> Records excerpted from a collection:
/---

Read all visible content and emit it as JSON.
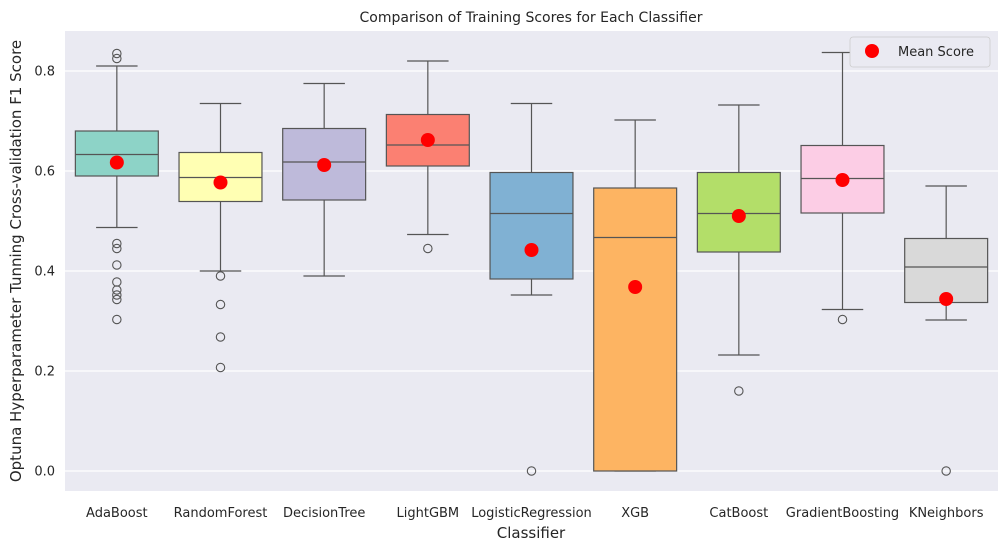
{
  "chart_data": {
    "type": "box",
    "title": "Comparison of Training Scores for Each Classifier",
    "xlabel": "Classifier",
    "ylabel": "Optuna Hyperparameter Tunning Cross-validation F1 Score",
    "ylim": [
      -0.04,
      0.88
    ],
    "yticks": [
      0.0,
      0.2,
      0.4,
      0.6,
      0.8
    ],
    "ytick_labels": [
      "0.0",
      "0.2",
      "0.4",
      "0.6",
      "0.8"
    ],
    "grid": true,
    "legend": {
      "placement": "top-right",
      "label": "Mean Score",
      "marker_color": "#ff0000"
    },
    "categories": [
      "AdaBoost",
      "RandomForest",
      "DecisionTree",
      "LightGBM",
      "LogisticRegression",
      "XGB",
      "CatBoost",
      "GradientBoosting",
      "KNeighbors"
    ],
    "boxes": [
      {
        "name": "AdaBoost",
        "color": "#8dd3c7",
        "whisker_low": 0.487,
        "q1": 0.59,
        "median": 0.633,
        "q3": 0.68,
        "whisker_high": 0.81,
        "mean": 0.617,
        "outliers": [
          0.835,
          0.825,
          0.455,
          0.445,
          0.412,
          0.378,
          0.362,
          0.352,
          0.343,
          0.303
        ]
      },
      {
        "name": "RandomForest",
        "color": "#ffffb3",
        "whisker_low": 0.4,
        "q1": 0.539,
        "median": 0.587,
        "q3": 0.637,
        "whisker_high": 0.735,
        "mean": 0.577,
        "outliers": [
          0.39,
          0.333,
          0.268,
          0.207
        ]
      },
      {
        "name": "DecisionTree",
        "color": "#bebada",
        "whisker_low": 0.39,
        "q1": 0.542,
        "median": 0.618,
        "q3": 0.685,
        "whisker_high": 0.775,
        "mean": 0.612,
        "outliers": []
      },
      {
        "name": "LightGBM",
        "color": "#fb8072",
        "whisker_low": 0.473,
        "q1": 0.61,
        "median": 0.652,
        "q3": 0.713,
        "whisker_high": 0.82,
        "mean": 0.662,
        "outliers": [
          0.445
        ]
      },
      {
        "name": "LogisticRegression",
        "color": "#80b1d3",
        "whisker_low": 0.352,
        "q1": 0.384,
        "median": 0.515,
        "q3": 0.597,
        "whisker_high": 0.735,
        "mean": 0.442,
        "outliers": [
          0.0
        ]
      },
      {
        "name": "XGB",
        "color": "#fdb462",
        "whisker_low": 0.0,
        "q1": 0.0,
        "median": 0.467,
        "q3": 0.566,
        "whisker_high": 0.702,
        "mean": 0.368,
        "outliers": []
      },
      {
        "name": "CatBoost",
        "color": "#b3de69",
        "whisker_low": 0.232,
        "q1": 0.438,
        "median": 0.515,
        "q3": 0.597,
        "whisker_high": 0.732,
        "mean": 0.51,
        "outliers": [
          0.16
        ]
      },
      {
        "name": "GradientBoosting",
        "color": "#fccde5",
        "whisker_low": 0.323,
        "q1": 0.516,
        "median": 0.585,
        "q3": 0.651,
        "whisker_high": 0.837,
        "mean": 0.582,
        "outliers": [
          0.303
        ]
      },
      {
        "name": "KNeighbors",
        "color": "#d9d9d9",
        "whisker_low": 0.302,
        "q1": 0.337,
        "median": 0.408,
        "q3": 0.465,
        "whisker_high": 0.57,
        "mean": 0.344,
        "outliers": [
          0.0
        ]
      }
    ]
  }
}
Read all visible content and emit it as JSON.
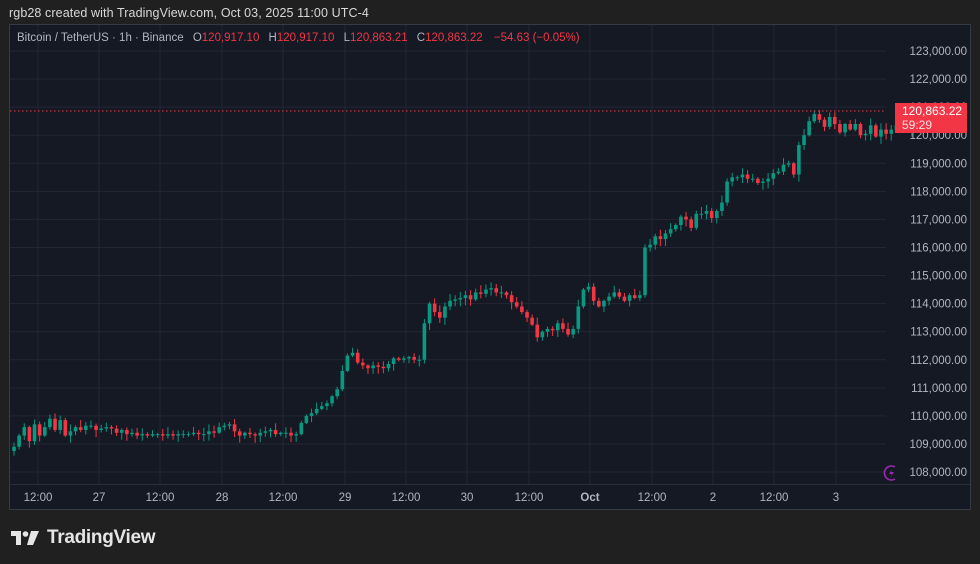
{
  "credit": "rgb28 created with TradingView.com, Oct 03, 2025 11:00 UTC-4",
  "legend": {
    "symbol": "Bitcoin / TetherUS · 1h · Binance",
    "o_label": "O",
    "o_value": "120,917.10",
    "h_label": "H",
    "h_value": "120,917.10",
    "l_label": "L",
    "l_value": "120,863.21",
    "c_label": "C",
    "c_value": "120,863.22",
    "change": "−54.63 (−0.05%)"
  },
  "price_tag": {
    "price": "120,863.22",
    "countdown": "59:29"
  },
  "brand": {
    "name": "TradingView"
  },
  "colors": {
    "up": "#089981",
    "down": "#f23645",
    "grid": "#242733",
    "bg": "#151924",
    "last_price": "#f23645",
    "event_icon": "#9c27b0"
  },
  "icons": {
    "event": "lightning-circle-icon",
    "logo": "tradingview-logo-icon"
  },
  "chart_data": {
    "type": "candlestick",
    "title": "Bitcoin / TetherUS · 1h · Binance",
    "interval": "1h",
    "ylim": [
      107500,
      123500
    ],
    "y_ticks": [
      "123,000.00",
      "122,000.00",
      "121,000.00",
      "120,000.00",
      "119,000.00",
      "118,000.00",
      "117,000.00",
      "116,000.00",
      "115,000.00",
      "114,000.00",
      "113,000.00",
      "112,000.00",
      "111,000.00",
      "110,000.00",
      "109,000.00",
      "108,000.00"
    ],
    "x_ticks": [
      {
        "label": "12:00",
        "x": 38
      },
      {
        "label": "27",
        "x": 99
      },
      {
        "label": "12:00",
        "x": 160
      },
      {
        "label": "28",
        "x": 222
      },
      {
        "label": "12:00",
        "x": 283
      },
      {
        "label": "29",
        "x": 345
      },
      {
        "label": "12:00",
        "x": 406
      },
      {
        "label": "30",
        "x": 467
      },
      {
        "label": "12:00",
        "x": 529
      },
      {
        "label": "Oct",
        "x": 590,
        "bold": true
      },
      {
        "label": "12:00",
        "x": 652
      },
      {
        "label": "2",
        "x": 713
      },
      {
        "label": "12:00",
        "x": 774
      },
      {
        "label": "3",
        "x": 836
      }
    ],
    "last_price": 120863.22,
    "closes": [
      108900,
      109300,
      109600,
      109100,
      109700,
      109300,
      109600,
      109900,
      109500,
      109850,
      109300,
      109450,
      109600,
      109500,
      109650,
      109650,
      109500,
      109550,
      109600,
      109550,
      109400,
      109500,
      109350,
      109400,
      109300,
      109350,
      109300,
      109350,
      109350,
      109300,
      109350,
      109300,
      109350,
      109350,
      109350,
      109400,
      109350,
      109350,
      109450,
      109400,
      109600,
      109650,
      109700,
      109450,
      109300,
      109400,
      109350,
      109300,
      109400,
      109450,
      109500,
      109350,
      109400,
      109400,
      109300,
      109350,
      109750,
      110000,
      110100,
      110250,
      110350,
      110450,
      110700,
      110950,
      111600,
      112150,
      112250,
      111900,
      111800,
      111700,
      111800,
      111750,
      111700,
      111850,
      112050,
      112000,
      112050,
      112100,
      112000,
      112000,
      113300,
      114000,
      113700,
      113500,
      113900,
      114100,
      114150,
      114200,
      114300,
      114150,
      114400,
      114350,
      114500,
      114550,
      114400,
      114400,
      114300,
      114050,
      113900,
      113700,
      113500,
      113250,
      112800,
      113000,
      113100,
      113050,
      113300,
      113100,
      112900,
      113100,
      113900,
      114500,
      114600,
      114100,
      113900,
      114100,
      114250,
      114400,
      114250,
      114100,
      114300,
      114200,
      114300,
      116000,
      116100,
      116400,
      116300,
      116500,
      116650,
      116800,
      117100,
      117000,
      116700,
      117200,
      117200,
      117300,
      117050,
      117300,
      117600,
      118350,
      118500,
      118500,
      118600,
      118450,
      118450,
      118300,
      118350,
      118450,
      118650,
      118700,
      118950,
      119000,
      118600,
      119650,
      120000,
      120500,
      120750,
      120550,
      120300,
      120650,
      120400,
      120100,
      120400,
      120200,
      120400,
      120000,
      120050,
      120350,
      119950,
      120200,
      120050,
      120200,
      120350,
      120300,
      120200,
      120650,
      120917,
      120863
    ],
    "x_start": 14,
    "x_step": 5.13
  }
}
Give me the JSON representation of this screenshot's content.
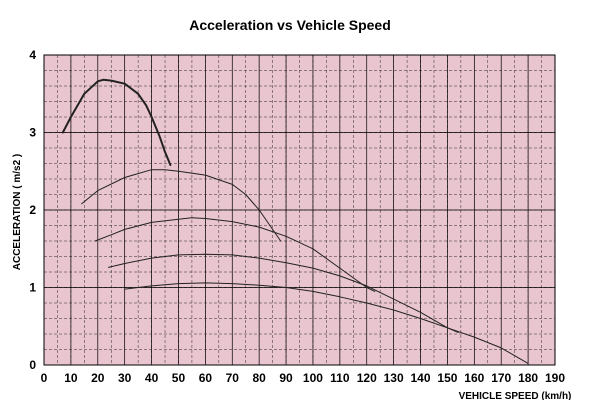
{
  "chart_data": {
    "type": "line",
    "title": "Acceleration vs Vehicle Speed",
    "xlabel": "VEHICLE SPEED (km/h)",
    "ylabel": "ACCELERATION ( m/s2 )",
    "xlim": [
      0,
      190
    ],
    "ylim": [
      0,
      4
    ],
    "x_ticks": [
      0,
      10,
      20,
      30,
      40,
      50,
      60,
      70,
      80,
      90,
      100,
      110,
      120,
      130,
      140,
      150,
      160,
      170,
      180,
      190
    ],
    "y_ticks": [
      0,
      1,
      2,
      3,
      4
    ],
    "x_minor_step": 5,
    "y_minor_step": 0.2,
    "grid": true,
    "legend": "none",
    "colors": {
      "plot_bg": "#e9c5cf",
      "grid": "#000000",
      "line": "#222222"
    },
    "series": [
      {
        "x": [
          7,
          10,
          15,
          20,
          22,
          25,
          30,
          35,
          38,
          40,
          43,
          45,
          47
        ],
        "y": [
          3.0,
          3.2,
          3.5,
          3.66,
          3.68,
          3.67,
          3.63,
          3.5,
          3.35,
          3.2,
          2.95,
          2.75,
          2.58
        ]
      },
      {
        "x": [
          14,
          20,
          30,
          40,
          45,
          50,
          60,
          70,
          75,
          80,
          85,
          88
        ],
        "y": [
          2.08,
          2.25,
          2.42,
          2.52,
          2.52,
          2.5,
          2.45,
          2.33,
          2.2,
          2.0,
          1.75,
          1.6
        ]
      },
      {
        "x": [
          19,
          25,
          30,
          40,
          50,
          55,
          60,
          70,
          80,
          90,
          100,
          110,
          120,
          123
        ],
        "y": [
          1.6,
          1.68,
          1.75,
          1.84,
          1.88,
          1.9,
          1.89,
          1.85,
          1.78,
          1.66,
          1.5,
          1.25,
          1.0,
          0.95
        ]
      },
      {
        "x": [
          24,
          30,
          40,
          50,
          60,
          70,
          80,
          90,
          100,
          110,
          120,
          130,
          140,
          150,
          154
        ],
        "y": [
          1.26,
          1.31,
          1.38,
          1.42,
          1.43,
          1.42,
          1.38,
          1.32,
          1.25,
          1.15,
          1.02,
          0.85,
          0.68,
          0.48,
          0.42
        ]
      },
      {
        "x": [
          30,
          40,
          50,
          60,
          70,
          80,
          90,
          100,
          110,
          120,
          130,
          140,
          150,
          160,
          170,
          180
        ],
        "y": [
          0.98,
          1.02,
          1.05,
          1.06,
          1.05,
          1.03,
          1.0,
          0.95,
          0.88,
          0.8,
          0.71,
          0.6,
          0.48,
          0.36,
          0.22,
          0.02
        ]
      }
    ]
  }
}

\---

> Exercise aim:
Copy out each line of the data containing the string "ylabel".

> Task output:
    "ylabel": "Optuna Hyperparameter Tunning Cross-validation F1 Score",
    "ylabel": "ACCELERATION ( m/s2 )",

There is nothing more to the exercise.